Quoted passage:
START

In this assignment, you are asked to build a neural network that can detect spam from a given SMS message.

The provided files are:
1. `spam_train.csv`: a csv file containing the training data, where the 'text' column provides the sms messages and the 'label' column indicates whether the sms message is a 'ham' (0) or a 'spam' (1).
2. `spam_test.csv`: a csv file containing the testing data, following the same format as `spam_train.csv`.

**Step 1: Compute the SMS message vector based on the average value of the word vectors that belong to the words in it.** 

Just like the last assignment, we compute the 'representation' of each message, i.e., the vector, by averaging word vectors with Word2Vec. But this time, we are using pre-trained [Glove word embeddings](https://nlp.stanford.edu/projects/glove/) instead. Specifically, we are using word embedding `glove.6B.100d` to obtain word vectors of each message, as long as the word is in the 'glove.6B.100d' embedding space.

In other words, you need to:
1. Have a [basic idea](https://nlp.stanford.edu/pubs/glove.pdf) of how Glove provides pre-trained word embeddings (vectors).
2. Download and extract word vectors from `glove.6B.100d`, contained in `glove.6B.zip`.
3. Compute the message vectors by averaging the vectors of words in the message.

In [None]:
import torch

torch.cuda.is_available()

True

In [8]:
# convert glove.6B.100d into word vectors 
import numpy as np
def get_line_dic():
  with open('glove.6B.100d.txt') as f: 
    lines = f.readlines()
    word_vecs = {}
    for line in lines:
      line_words = line.split()
      word_vecs[line_words[0]] = np.asarray([float(val) for val in line_words[1:]])
    return word_vecs

word_vecs = get_line_dic()
print("word vectors loaded")
# for vec in word_vecs:
#   print(vec)
# convert 

word vectors loaded


In [17]:
import spacy
import pandas as pd
nlp = spacy.load("en_core_web_sm")
nlp.disable_pipe("parser")
nlp.add_pipe("sentencizer")

END

Entries provided:
START

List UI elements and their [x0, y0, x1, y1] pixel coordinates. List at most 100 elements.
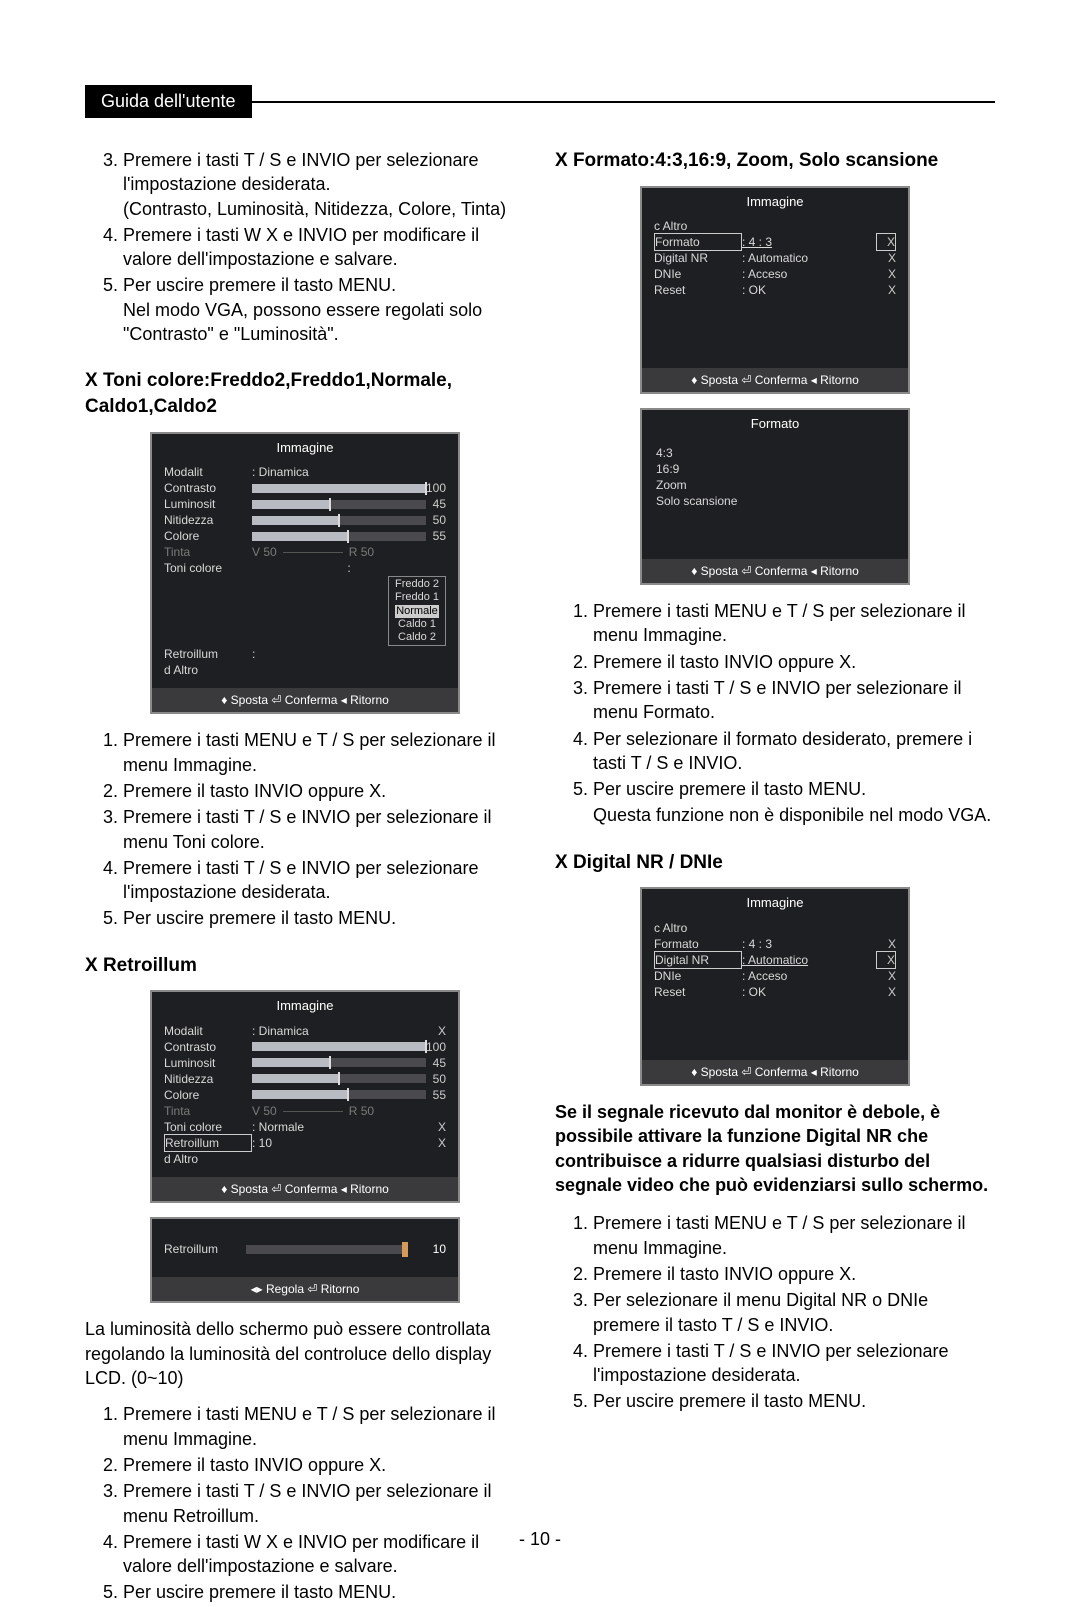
menu-val: : Acceso: [742, 968, 876, 984]
menu-row: Digital NR: AutomaticoX: [654, 952, 896, 968]
menu-key: Luminosit: [164, 1055, 252, 1071]
menu-key: Tinta: [164, 544, 252, 560]
menu-item: 4:3: [656, 445, 894, 461]
menu-val: : OK: [742, 984, 876, 1000]
menu-key: Contrasto: [164, 480, 252, 496]
menu-row: Reset: OKX: [654, 984, 896, 1000]
text: Per uscire premere il tasto MENU.: [593, 779, 866, 799]
text: Premere i tasti T / S e INVIO per selezi…: [123, 150, 478, 194]
x-icon: X: [876, 282, 896, 298]
menu-row: DNIe: AccesoX: [654, 266, 896, 282]
slider-knob: [402, 1242, 408, 1257]
menu-bar: [252, 498, 426, 511]
menu-key: Luminosit: [164, 496, 252, 512]
menu-bar: [252, 1056, 426, 1069]
menu-val: : 10: [252, 1135, 426, 1151]
list-item: Premere i tasti T / S e INVIO per selezi…: [123, 148, 525, 221]
right-column: X Formato:4:3,16:9, Zoom, Solo scansione…: [555, 148, 995, 1607]
menu-title: Immagine: [152, 992, 458, 1019]
slider-value: 10: [418, 1241, 446, 1257]
osd-slider-retro: Retroillum 10 ◂▸ Regola ⏎ Ritorno: [150, 1217, 460, 1303]
list-item: Premere i tasti T / S e INVIO per selezi…: [123, 856, 525, 905]
menu-val: : Automatico: [742, 952, 876, 968]
slider-track: [246, 1245, 408, 1254]
menu-key: Formato: [654, 233, 742, 251]
page: Guida dell'utente Premere i tasti T / S …: [0, 0, 1080, 1584]
menu-key: Toni colore: [164, 1119, 252, 1135]
menu-key: Nitidezza: [164, 1071, 252, 1087]
menu-key: d Altro: [164, 662, 252, 678]
menu-val: : Acceso: [742, 266, 876, 282]
text: (Contrasto, Luminosità, Nitidezza, Color…: [123, 199, 506, 219]
text: Premere i tasti W X e INVIO per modifica…: [123, 225, 479, 269]
menu-footer: ♦ Sposta ⏎ Conferma ◂ Ritorno: [642, 559, 908, 583]
menu-bar-value: 45: [426, 496, 446, 512]
menu-key: DNIe: [654, 968, 742, 984]
menu-key: Tinta: [164, 1103, 252, 1119]
menu-body: Modalit: Dinamica Contrasto100Luminosit4…: [152, 460, 458, 688]
menu-bar-row: Colore55: [164, 1087, 446, 1103]
menu-title: Formato: [642, 410, 908, 437]
menu-val: : OK: [742, 282, 876, 298]
submenu-options: Freddo 2 Freddo 1 Normale Caldo 1 Caldo …: [388, 576, 446, 646]
list-item: Per uscire premere il tasto MENU.: [123, 906, 525, 930]
x-icon: X: [876, 250, 896, 266]
menu-key: Digital NR: [654, 250, 742, 266]
menu-key: Modalit: [164, 464, 252, 480]
list-item: Per uscire premere il tasto MENU. Nel mo…: [123, 273, 525, 346]
menu-title: Immagine: [642, 188, 908, 215]
menu-bar-row: Nitidezza50: [164, 1071, 446, 1087]
left-column: Premere i tasti T / S e INVIO per selezi…: [85, 148, 525, 1607]
list-item: Premere i tasti MENU e T / S per selezio…: [593, 1211, 995, 1260]
menu-title: Immagine: [152, 434, 458, 461]
menu-key: Contrasto: [164, 1039, 252, 1055]
menu-val: :: [252, 560, 446, 576]
menu-bar: [252, 1040, 426, 1053]
menu-key: Digital NR: [654, 951, 742, 969]
page-number: - 10 -: [519, 1529, 561, 1550]
menu-item: 16:9: [656, 461, 894, 477]
menu-bar-row: Colore55: [164, 528, 446, 544]
menu-bar: [252, 482, 426, 495]
toni-steps: Premere i tasti MENU e T / S per selezio…: [123, 728, 525, 930]
menu-val: V 50R 50: [252, 544, 446, 560]
menu-bar-value: 100: [426, 480, 446, 496]
menu-val: : 4 : 3: [742, 936, 876, 952]
menu-key: Modalit: [164, 1023, 252, 1039]
digitalnr-steps: Premere i tasti MENU e T / S per selezio…: [593, 1211, 995, 1413]
list-item: Per uscire premere il tasto MENU. Questa…: [593, 777, 995, 828]
menu-val: V 50R 50: [252, 1103, 446, 1119]
menu-key: d Altro: [164, 1151, 252, 1167]
menu-val: : Automatico: [742, 250, 876, 266]
x-icon: X: [876, 266, 896, 282]
retro-steps: Premere i tasti MENU e T / S per selezio…: [123, 1402, 525, 1604]
slider-label: Retroillum: [164, 1241, 236, 1257]
list-item: Premere i tasti MENU e T / S per selezio…: [123, 1402, 525, 1451]
intro-steps: Premere i tasti T / S e INVIO per selezi…: [123, 148, 525, 346]
x-icon: X: [426, 1119, 446, 1135]
menu-bar-row: Luminosit 45: [164, 496, 446, 512]
menu-key: Formato: [654, 936, 742, 952]
header-tag: Guida dell'utente: [85, 85, 252, 118]
osd-menu-formato: Immagine c Altro Formato: 4 : 3XDigital …: [640, 186, 910, 395]
menu-bar: [252, 1088, 426, 1101]
osd-menu-retro: Immagine Modalit: DinamicaX Contrasto100…: [150, 990, 460, 1203]
menu-key: c Altro: [654, 920, 742, 936]
menu-val: : Normale: [252, 1119, 426, 1135]
text: Questa funzione non è disponibile nel mo…: [593, 803, 995, 827]
text: Nel modo VGA, possono essere regolati so…: [123, 298, 525, 347]
list-item: Per uscire premere il tasto MENU.: [123, 1580, 525, 1604]
digitalnr-note: Se il segnale ricevuto dal monitor è deb…: [555, 1100, 995, 1197]
list-item: Premere i tasti T / S e INVIO per selezi…: [123, 805, 525, 854]
section-heading-toni: X Toni colore:Freddo2,Freddo1,Normale, C…: [85, 368, 525, 419]
list-item: Premere i tasti T / S e INVIO per selezi…: [123, 1479, 525, 1528]
columns: Premere i tasti T / S e INVIO per selezi…: [85, 148, 995, 1607]
menu-item: Solo scansione: [656, 493, 894, 509]
header-bar: Guida dell'utente: [85, 85, 995, 118]
menu-key: DNIe: [654, 266, 742, 282]
menu-row: DNIe: AccesoX: [654, 968, 896, 984]
menu-key: Reset: [654, 282, 742, 298]
list-item: Premere i tasti T / S e INVIO per selezi…: [593, 1339, 995, 1388]
menu-key: Retroillum: [164, 1134, 252, 1152]
menu-bar-value: 55: [426, 1087, 446, 1103]
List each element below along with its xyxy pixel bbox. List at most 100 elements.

END

What is asked:
(a) In the spam assignment, which label number marks a message as spam?
(b) From the spam assignment, output the passage that begins at the words "torch.cuda.is_available()" and stops after "lines = f.readlines()".
(c) According to the spam assignment, why do you need to download glove.6B.zip?

Solution set:
(a) 1

(b)
torch.cuda.is_available()

True

In [8]:
# convert glove.6B.100d into word vectors 
import numpy as np
def get_line_dic():
  with open('glove.6B.100d.txt') as f: 
    lines = f.readlines()

(c) The message vectors are built from the glove.6B.100d word vectors, and those vectors are contained in glove.6B.zip. So the zip file has to be downloaded and the vectors extracted from it.